- [Data section]:
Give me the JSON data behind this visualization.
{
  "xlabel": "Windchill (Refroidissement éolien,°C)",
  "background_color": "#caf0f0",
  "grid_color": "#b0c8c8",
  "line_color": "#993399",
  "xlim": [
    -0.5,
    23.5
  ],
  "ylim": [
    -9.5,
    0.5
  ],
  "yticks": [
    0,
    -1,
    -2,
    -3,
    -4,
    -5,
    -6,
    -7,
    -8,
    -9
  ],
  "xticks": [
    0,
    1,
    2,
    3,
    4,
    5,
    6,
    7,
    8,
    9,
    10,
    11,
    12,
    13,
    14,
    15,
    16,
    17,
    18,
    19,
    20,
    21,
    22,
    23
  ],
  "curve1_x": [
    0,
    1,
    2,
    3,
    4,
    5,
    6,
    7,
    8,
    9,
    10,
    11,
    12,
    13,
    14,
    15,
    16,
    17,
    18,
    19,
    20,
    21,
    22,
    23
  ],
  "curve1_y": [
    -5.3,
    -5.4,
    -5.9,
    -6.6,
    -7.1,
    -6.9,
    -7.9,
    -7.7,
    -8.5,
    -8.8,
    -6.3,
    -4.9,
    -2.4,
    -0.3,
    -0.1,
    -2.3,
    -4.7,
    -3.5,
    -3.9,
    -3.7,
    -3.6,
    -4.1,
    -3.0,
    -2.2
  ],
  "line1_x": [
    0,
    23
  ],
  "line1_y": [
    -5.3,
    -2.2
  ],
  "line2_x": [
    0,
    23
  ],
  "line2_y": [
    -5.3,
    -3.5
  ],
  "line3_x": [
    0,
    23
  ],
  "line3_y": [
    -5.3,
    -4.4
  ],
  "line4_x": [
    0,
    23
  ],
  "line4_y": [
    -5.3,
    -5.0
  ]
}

- [To be done]: Each line of the material should be echoed exactly.

- [Exercise output]:
Give me the JSON data behind this visualization.
{
  "xlabel": "Windchill (Refroidissement éolien,°C)",
  "background_color": "#caf0f0",
  "grid_color": "#b0c8c8",
  "line_color": "#993399",
  "xlim": [
    -0.5,
    23.5
  ],
  "ylim": [
    -9.5,
    0.5
  ],
  "yticks": [
    0,
    -1,
    -2,
    -3,
    -4,
    -5,
    -6,
    -7,
    -8,
    -9
  ],
  "xticks": [
    0,
    1,
    2,
    3,
    4,
    5,
    6,
    7,
    8,
    9,
    10,
    11,
    12,
    13,
    14,
    15,
    16,
    17,
    18,
    19,
    20,
    21,
    22,
    23
  ],
  "curve1_x": [
    0,
    1,
    2,
    3,
    4,
    5,
    6,
    7,
    8,
    9,
    10,
    11,
    12,
    13,
    14,
    15,
    16,
    17,
    18,
    19,
    20,
    21,
    22,
    23
  ],
  "curve1_y": [
    -5.3,
    -5.4,
    -5.9,
    -6.6,
    -7.1,
    -6.9,
    -7.9,
    -7.7,
    -8.5,
    -8.8,
    -6.3,
    -4.9,
    -2.4,
    -0.3,
    -0.1,
    -2.3,
    -4.7,
    -3.5,
    -3.9,
    -3.7,
    -3.6,
    -4.1,
    -3.0,
    -2.2
  ],
  "line1_x": [
    0,
    23
  ],
  "line1_y": [
    -5.3,
    -2.2
  ],
  "line2_x": [
    0,
    23
  ],
  "line2_y": [
    -5.3,
    -3.5
  ],
  "line3_x": [
    0,
    23
  ],
  "line3_y": [
    -5.3,
    -4.4
  ],
  "line4_x": [
    0,
    23
  ],
  "line4_y": [
    -5.3,
    -5.0
  ]
}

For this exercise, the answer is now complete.